-- Begin RECORDS SHOWN --

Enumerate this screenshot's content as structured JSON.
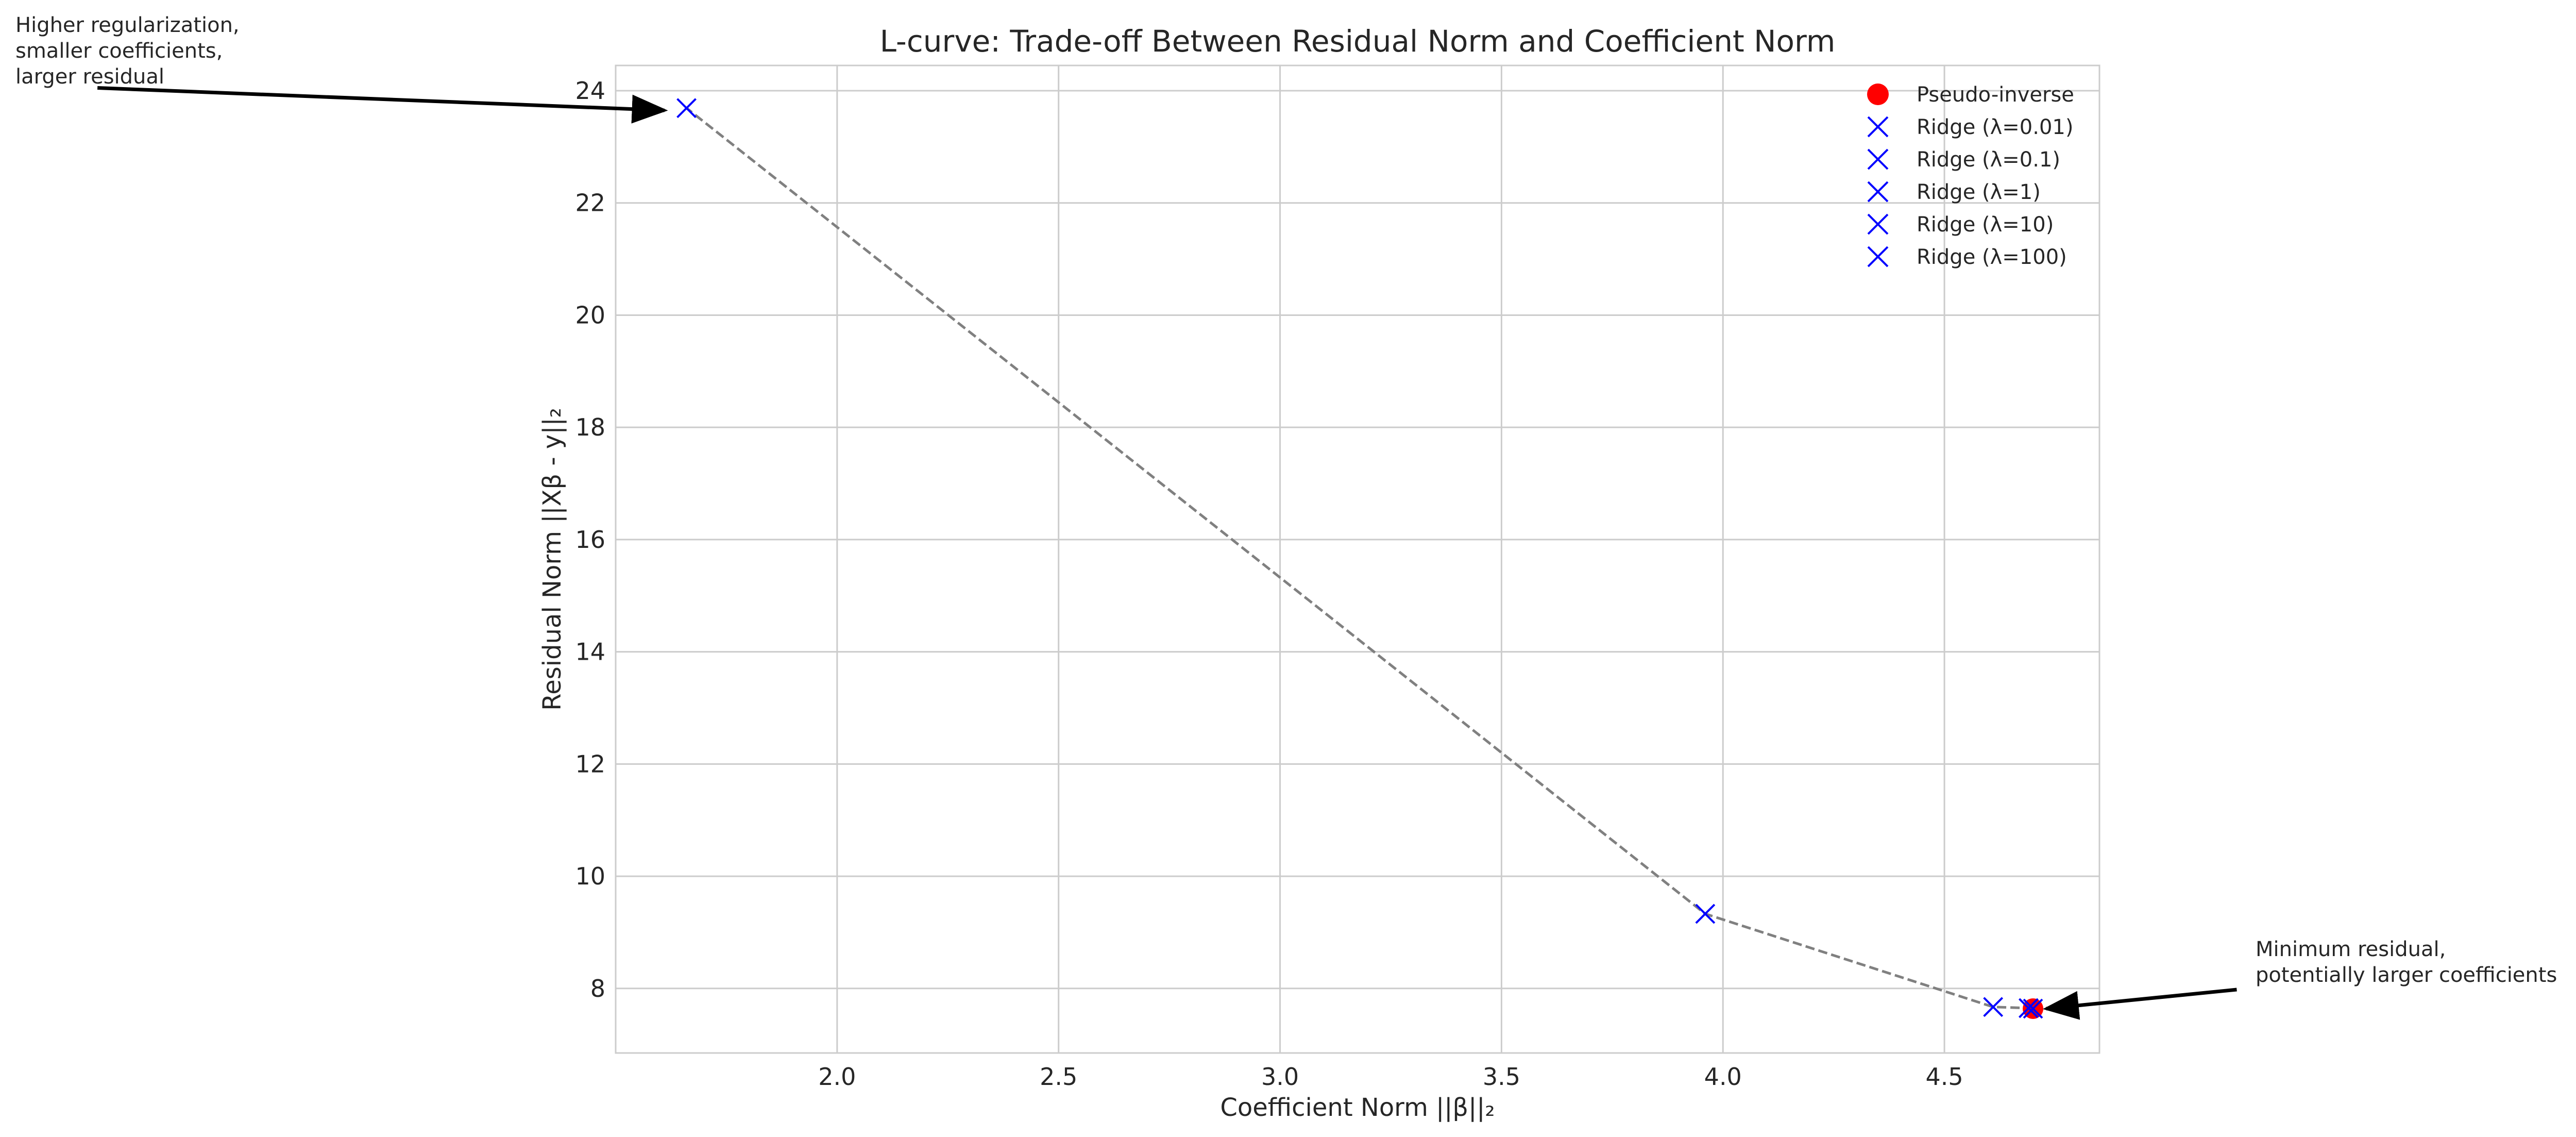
{
  "chart_data": {
    "type": "scatter",
    "title": "L-curve: Trade-off Between Residual Norm and Coefficient Norm",
    "xlabel": "Coefficient Norm ||β||₂",
    "ylabel": "Residual Norm ||Xβ - y||₂",
    "xlim": [
      1.5,
      4.85
    ],
    "ylim": [
      6.85,
      24.45
    ],
    "xticks": [
      2.0,
      2.5,
      3.0,
      3.5,
      4.0,
      4.5
    ],
    "xtick_labels": [
      "2.0",
      "2.5",
      "3.0",
      "3.5",
      "4.0",
      "4.5"
    ],
    "yticks": [
      8,
      10,
      12,
      14,
      16,
      18,
      20,
      22,
      24
    ],
    "ytick_labels": [
      "8",
      "10",
      "12",
      "14",
      "16",
      "18",
      "20",
      "22",
      "24"
    ],
    "grid": true,
    "legend_position": "top-right",
    "curve": {
      "style": "dashed",
      "color": "#808080",
      "x": [
        4.7,
        4.69,
        4.61,
        3.96,
        1.66
      ],
      "y": [
        7.64,
        7.65,
        7.67,
        9.33,
        23.69
      ]
    },
    "series": [
      {
        "name": "Pseudo-inverse",
        "marker": "circle",
        "color": "#ff0000",
        "x": [
          4.7
        ],
        "y": [
          7.64
        ]
      },
      {
        "name": "Ridge (λ=0.01)",
        "marker": "x",
        "color": "#0000ff",
        "x": [
          4.7
        ],
        "y": [
          7.64
        ]
      },
      {
        "name": "Ridge (λ=0.1)",
        "marker": "x",
        "color": "#0000ff",
        "x": [
          4.69
        ],
        "y": [
          7.65
        ]
      },
      {
        "name": "Ridge (λ=1)",
        "marker": "x",
        "color": "#0000ff",
        "x": [
          4.61
        ],
        "y": [
          7.67
        ]
      },
      {
        "name": "Ridge (λ=10)",
        "marker": "x",
        "color": "#0000ff",
        "x": [
          3.96
        ],
        "y": [
          9.33
        ]
      },
      {
        "name": "Ridge (λ=100)",
        "marker": "x",
        "color": "#0000ff",
        "x": [
          1.66
        ],
        "y": [
          23.69
        ]
      }
    ],
    "annotations": [
      {
        "lines": [
          "Higher regularization,",
          "smaller coefficients,",
          "larger residual"
        ],
        "target": [
          1.61,
          23.65
        ],
        "tail": [
          0.33,
          24.05
        ]
      },
      {
        "lines": [
          "Minimum residual,",
          "potentially larger coefficients"
        ],
        "target": [
          4.73,
          7.64
        ],
        "tail": [
          5.16,
          7.98
        ]
      }
    ]
  }
}
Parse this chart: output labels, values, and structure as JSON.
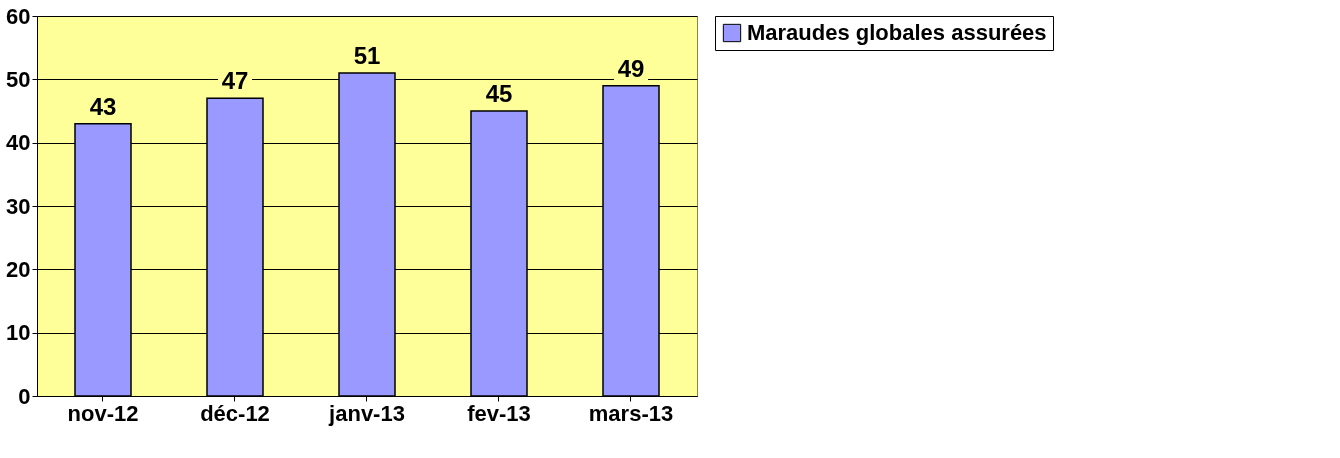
{
  "chart_data": {
    "type": "bar",
    "categories": [
      "nov-12",
      "déc-12",
      "janv-13",
      "fev-13",
      "mars-13"
    ],
    "series": [
      {
        "name": "Maraudes globales assurées",
        "color": "#9999ff",
        "values": [
          43,
          47,
          51,
          45,
          49
        ]
      }
    ],
    "ylim": [
      0,
      60
    ],
    "yticks": [
      0,
      10,
      20,
      30,
      40,
      50,
      60
    ],
    "grid": "y",
    "legend": "right",
    "data_labels": true
  }
}
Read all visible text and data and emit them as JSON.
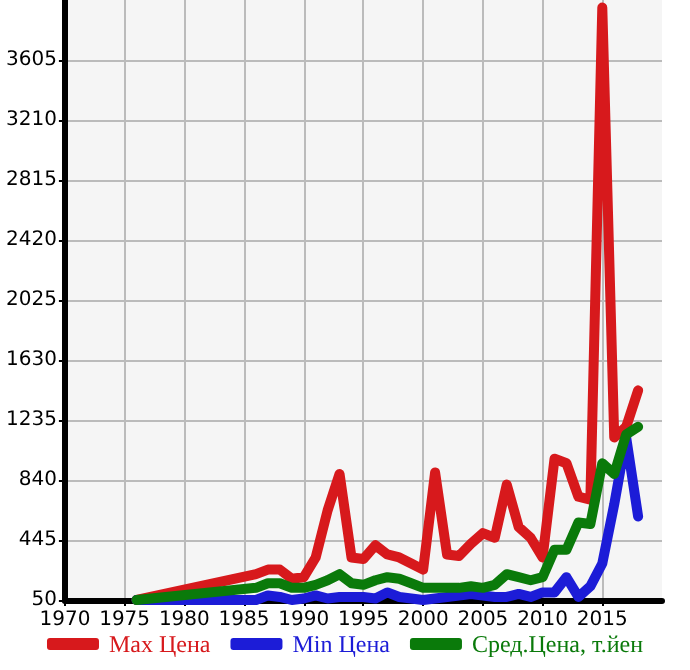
{
  "chart_data": {
    "type": "line",
    "x": [
      1976,
      1986,
      1987,
      1988,
      1989,
      1990,
      1991,
      1992,
      1993,
      1994,
      1995,
      1996,
      1997,
      1998,
      1999,
      2000,
      2001,
      2002,
      2003,
      2004,
      2005,
      2006,
      2007,
      2008,
      2009,
      2010,
      2011,
      2012,
      2013,
      2014,
      2015,
      2016,
      2017,
      2018
    ],
    "series": [
      {
        "name": "Max Цена",
        "color": "#d7191c",
        "values": [
          50,
          220,
          250,
          250,
          190,
          200,
          330,
          640,
          880,
          330,
          320,
          410,
          350,
          330,
          290,
          250,
          890,
          350,
          340,
          420,
          490,
          460,
          810,
          530,
          460,
          330,
          980,
          950,
          730,
          710,
          3950,
          1120,
          1190,
          1430
        ]
      },
      {
        "name": "Min Цена",
        "color": "#1c1cd7",
        "values": [
          50,
          50,
          80,
          70,
          50,
          60,
          80,
          60,
          70,
          70,
          70,
          60,
          100,
          70,
          60,
          50,
          60,
          70,
          80,
          90,
          80,
          70,
          70,
          90,
          70,
          100,
          100,
          200,
          70,
          140,
          290,
          680,
          1120,
          600
        ]
      },
      {
        "name": "Сред.Цена, т.йен",
        "color": "#0a7a0a",
        "values": [
          50,
          130,
          160,
          160,
          130,
          130,
          150,
          180,
          220,
          160,
          150,
          180,
          200,
          190,
          160,
          130,
          130,
          130,
          130,
          140,
          130,
          150,
          220,
          200,
          180,
          200,
          380,
          380,
          560,
          550,
          950,
          880,
          1140,
          1190
        ]
      }
    ],
    "xlim": [
      1970,
      2020
    ],
    "xticks": [
      1970,
      1975,
      1980,
      1985,
      1990,
      1995,
      2000,
      2005,
      2010,
      2015
    ],
    "ylim": [
      50,
      4000
    ],
    "yticks": [
      50,
      445,
      840,
      1235,
      1630,
      2025,
      2420,
      2815,
      3210,
      3605
    ],
    "grid": true,
    "legend": "bottom",
    "marker": "none",
    "line_style": "solid"
  }
}
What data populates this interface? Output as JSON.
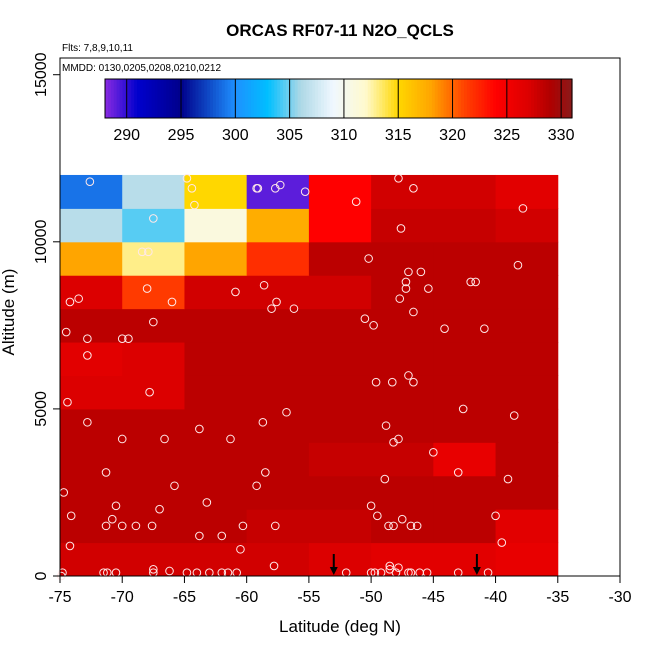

-- End RECORDS SHOWN --

STATED TASK » Word for word, quote the lines above. Omit the pictures.

RESPONSE TO THE EXERCISE »
Enumerate this screenshot's content as structured JSON.
{
  "chart_data": {
    "type": "scatter",
    "title": "L-curve: Trade-off Between Residual Norm and Coefficient Norm",
    "xlabel": "Coefficient Norm ||β||₂",
    "ylabel": "Residual Norm ||Xβ - y||₂",
    "xlim": [
      1.5,
      4.85
    ],
    "ylim": [
      6.85,
      24.45
    ],
    "xticks": [
      2.0,
      2.5,
      3.0,
      3.5,
      4.0,
      4.5
    ],
    "xtick_labels": [
      "2.0",
      "2.5",
      "3.0",
      "3.5",
      "4.0",
      "4.5"
    ],
    "yticks": [
      8,
      10,
      12,
      14,
      16,
      18,
      20,
      22,
      24
    ],
    "ytick_labels": [
      "8",
      "10",
      "12",
      "14",
      "16",
      "18",
      "20",
      "22",
      "24"
    ],
    "grid": true,
    "legend_position": "top-right",
    "curve": {
      "style": "dashed",
      "color": "#808080",
      "x": [
        4.7,
        4.69,
        4.61,
        3.96,
        1.66
      ],
      "y": [
        7.64,
        7.65,
        7.67,
        9.33,
        23.69
      ]
    },
    "series": [
      {
        "name": "Pseudo-inverse",
        "marker": "circle",
        "color": "#ff0000",
        "x": [
          4.7
        ],
        "y": [
          7.64
        ]
      },
      {
        "name": "Ridge (λ=0.01)",
        "marker": "x",
        "color": "#0000ff",
        "x": [
          4.7
        ],
        "y": [
          7.64
        ]
      },
      {
        "name": "Ridge (λ=0.1)",
        "marker": "x",
        "color": "#0000ff",
        "x": [
          4.69
        ],
        "y": [
          7.65
        ]
      },
      {
        "name": "Ridge (λ=1)",
        "marker": "x",
        "color": "#0000ff",
        "x": [
          4.61
        ],
        "y": [
          7.67
        ]
      },
      {
        "name": "Ridge (λ=10)",
        "marker": "x",
        "color": "#0000ff",
        "x": [
          3.96
        ],
        "y": [
          9.33
        ]
      },
      {
        "name": "Ridge (λ=100)",
        "marker": "x",
        "color": "#0000ff",
        "x": [
          1.66
        ],
        "y": [
          23.69
        ]
      }
    ],
    "annotations": [
      {
        "lines": [
          "Higher regularization,",
          "smaller coefficients,",
          "larger residual"
        ],
        "target": [
          1.61,
          23.65
        ],
        "tail": [
          0.33,
          24.05
        ]
      },
      {
        "lines": [
          "Minimum residual,",
          "potentially larger coefficients"
        ],
        "target": [
          4.73,
          7.64
        ],
        "tail": [
          5.16,
          7.98
        ]
      }
    ]
  }
}
Parse this chart: output labels, values, and structure as JSON.
{
  "chart_data": {
    "type": "bar",
    "categories": [
      "nov-12",
      "déc-12",
      "janv-13",
      "fev-13",
      "mars-13"
    ],
    "series": [
      {
        "name": "Maraudes globales assurées",
        "color": "#9999ff",
        "values": [
          43,
          47,
          51,
          45,
          49
        ]
      }
    ],
    "ylim": [
      0,
      60
    ],
    "yticks": [
      0,
      10,
      20,
      30,
      40,
      50,
      60
    ],
    "grid": "y",
    "legend": "right",
    "data_labels": true
  }
}
Read all visible text and data and emit them as JSON.
{
  "chart_data": {
    "type": "line",
    "x": [
      1976,
      1986,
      1987,
      1988,
      1989,
      1990,
      1991,
      1992,
      1993,
      1994,
      1995,
      1996,
      1997,
      1998,
      1999,
      2000,
      2001,
      2002,
      2003,
      2004,
      2005,
      2006,
      2007,
      2008,
      2009,
      2010,
      2011,
      2012,
      2013,
      2014,
      2015,
      2016,
      2017,
      2018
    ],
    "series": [
      {
        "name": "Max Цена",
        "color": "#d7191c",
        "values": [
          50,
          220,
          250,
          250,
          190,
          200,
          330,
          640,
          880,
          330,
          320,
          410,
          350,
          330,
          290,
          250,
          890,
          350,
          340,
          420,
          490,
          460,
          810,
          530,
          460,
          330,
          980,
          950,
          730,
          710,
          3950,
          1120,
          1190,
          1430
        ]
      },
      {
        "name": "Min Цена",
        "color": "#1c1cd7",
        "values": [
          50,
          50,
          80,
          70,
          50,
          60,
          80,
          60,
          70,
          70,
          70,
          60,
          100,
          70,
          60,
          50,
          60,
          70,
          80,
          90,
          80,
          70,
          70,
          90,
          70,
          100,
          100,
          200,
          70,
          140,
          290,
          680,
          1120,
          600
        ]
      },
      {
        "name": "Сред.Цена, т.йен",
        "color": "#0a7a0a",
        "values": [
          50,
          130,
          160,
          160,
          130,
          130,
          150,
          180,
          220,
          160,
          150,
          180,
          200,
          190,
          160,
          130,
          130,
          130,
          130,
          140,
          130,
          150,
          220,
          200,
          180,
          200,
          380,
          380,
          560,
          550,
          950,
          880,
          1140,
          1190
        ]
      }
    ],
    "xlim": [
      1970,
      2020
    ],
    "xticks": [
      1970,
      1975,
      1980,
      1985,
      1990,
      1995,
      2000,
      2005,
      2010,
      2015
    ],
    "ylim": [
      50,
      4000
    ],
    "yticks": [
      50,
      445,
      840,
      1235,
      1630,
      2025,
      2420,
      2815,
      3210,
      3605
    ],
    "grid": true,
    "legend": "bottom",
    "marker": "none",
    "line_style": "solid"
  }
}
What data populates this interface? Output as JSON.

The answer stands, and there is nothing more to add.